Data records:
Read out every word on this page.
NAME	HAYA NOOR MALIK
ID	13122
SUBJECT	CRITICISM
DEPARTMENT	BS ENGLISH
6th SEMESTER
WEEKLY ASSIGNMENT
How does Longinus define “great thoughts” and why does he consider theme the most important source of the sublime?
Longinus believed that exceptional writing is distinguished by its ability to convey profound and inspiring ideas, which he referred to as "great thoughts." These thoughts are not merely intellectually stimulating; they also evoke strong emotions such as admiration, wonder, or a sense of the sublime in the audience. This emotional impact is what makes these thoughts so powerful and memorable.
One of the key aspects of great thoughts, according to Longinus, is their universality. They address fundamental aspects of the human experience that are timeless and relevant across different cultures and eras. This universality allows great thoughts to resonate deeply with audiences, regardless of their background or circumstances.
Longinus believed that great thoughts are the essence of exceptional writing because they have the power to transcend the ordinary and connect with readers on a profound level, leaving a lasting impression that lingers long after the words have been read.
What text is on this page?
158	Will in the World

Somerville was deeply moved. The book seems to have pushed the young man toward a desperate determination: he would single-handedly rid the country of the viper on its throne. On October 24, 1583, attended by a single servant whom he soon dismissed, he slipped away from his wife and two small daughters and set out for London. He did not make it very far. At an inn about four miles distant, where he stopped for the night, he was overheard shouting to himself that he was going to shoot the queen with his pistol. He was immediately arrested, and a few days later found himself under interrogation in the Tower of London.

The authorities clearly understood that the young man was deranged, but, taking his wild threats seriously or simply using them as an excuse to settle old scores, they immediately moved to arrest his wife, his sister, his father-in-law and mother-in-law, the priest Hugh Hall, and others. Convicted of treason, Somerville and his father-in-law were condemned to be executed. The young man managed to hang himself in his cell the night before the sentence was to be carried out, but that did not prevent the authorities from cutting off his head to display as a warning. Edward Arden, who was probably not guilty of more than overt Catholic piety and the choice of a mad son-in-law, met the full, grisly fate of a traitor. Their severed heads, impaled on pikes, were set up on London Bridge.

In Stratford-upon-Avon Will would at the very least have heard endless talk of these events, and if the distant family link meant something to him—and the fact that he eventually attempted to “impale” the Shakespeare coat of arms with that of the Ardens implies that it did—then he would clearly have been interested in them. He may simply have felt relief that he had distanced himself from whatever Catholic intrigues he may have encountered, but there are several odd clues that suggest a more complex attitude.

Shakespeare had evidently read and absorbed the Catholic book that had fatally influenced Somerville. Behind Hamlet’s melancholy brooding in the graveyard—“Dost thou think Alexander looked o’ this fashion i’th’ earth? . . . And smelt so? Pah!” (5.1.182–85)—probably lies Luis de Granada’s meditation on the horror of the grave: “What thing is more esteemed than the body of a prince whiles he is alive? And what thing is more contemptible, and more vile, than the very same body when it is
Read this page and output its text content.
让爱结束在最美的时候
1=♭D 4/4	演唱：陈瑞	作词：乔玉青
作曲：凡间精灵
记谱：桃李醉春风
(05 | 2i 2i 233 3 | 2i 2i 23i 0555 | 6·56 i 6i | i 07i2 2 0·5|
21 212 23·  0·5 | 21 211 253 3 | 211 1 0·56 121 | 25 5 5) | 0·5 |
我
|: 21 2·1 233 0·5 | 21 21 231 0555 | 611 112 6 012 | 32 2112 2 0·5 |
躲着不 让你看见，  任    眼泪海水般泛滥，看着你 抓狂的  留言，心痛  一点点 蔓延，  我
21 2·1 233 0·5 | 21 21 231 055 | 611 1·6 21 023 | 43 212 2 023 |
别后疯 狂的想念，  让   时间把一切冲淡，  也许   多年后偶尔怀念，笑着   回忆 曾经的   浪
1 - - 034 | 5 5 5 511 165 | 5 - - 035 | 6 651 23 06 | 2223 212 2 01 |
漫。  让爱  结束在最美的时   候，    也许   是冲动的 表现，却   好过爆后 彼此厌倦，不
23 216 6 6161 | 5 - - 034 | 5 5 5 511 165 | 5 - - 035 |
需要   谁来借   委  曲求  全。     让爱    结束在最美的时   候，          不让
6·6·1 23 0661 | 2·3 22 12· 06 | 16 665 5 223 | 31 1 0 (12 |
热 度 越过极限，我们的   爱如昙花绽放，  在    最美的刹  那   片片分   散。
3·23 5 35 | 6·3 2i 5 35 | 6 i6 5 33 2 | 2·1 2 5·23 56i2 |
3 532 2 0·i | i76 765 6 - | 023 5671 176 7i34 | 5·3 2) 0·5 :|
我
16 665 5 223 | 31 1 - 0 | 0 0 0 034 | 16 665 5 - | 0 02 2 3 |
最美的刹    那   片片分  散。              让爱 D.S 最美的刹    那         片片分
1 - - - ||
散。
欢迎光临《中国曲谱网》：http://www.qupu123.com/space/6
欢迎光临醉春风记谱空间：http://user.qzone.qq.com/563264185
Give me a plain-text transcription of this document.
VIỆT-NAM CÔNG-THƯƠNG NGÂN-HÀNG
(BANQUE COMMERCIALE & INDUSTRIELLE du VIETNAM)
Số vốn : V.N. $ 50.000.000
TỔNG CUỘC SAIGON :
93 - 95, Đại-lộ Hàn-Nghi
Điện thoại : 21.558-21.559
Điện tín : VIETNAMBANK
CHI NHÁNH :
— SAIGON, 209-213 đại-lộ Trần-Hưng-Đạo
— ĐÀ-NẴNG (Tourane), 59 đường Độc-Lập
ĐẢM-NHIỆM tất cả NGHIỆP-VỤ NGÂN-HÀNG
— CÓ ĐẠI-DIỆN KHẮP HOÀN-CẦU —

### What the task requires
Say how many lines above contain the string "page". Answer with the number only.

### Output for this exercise
3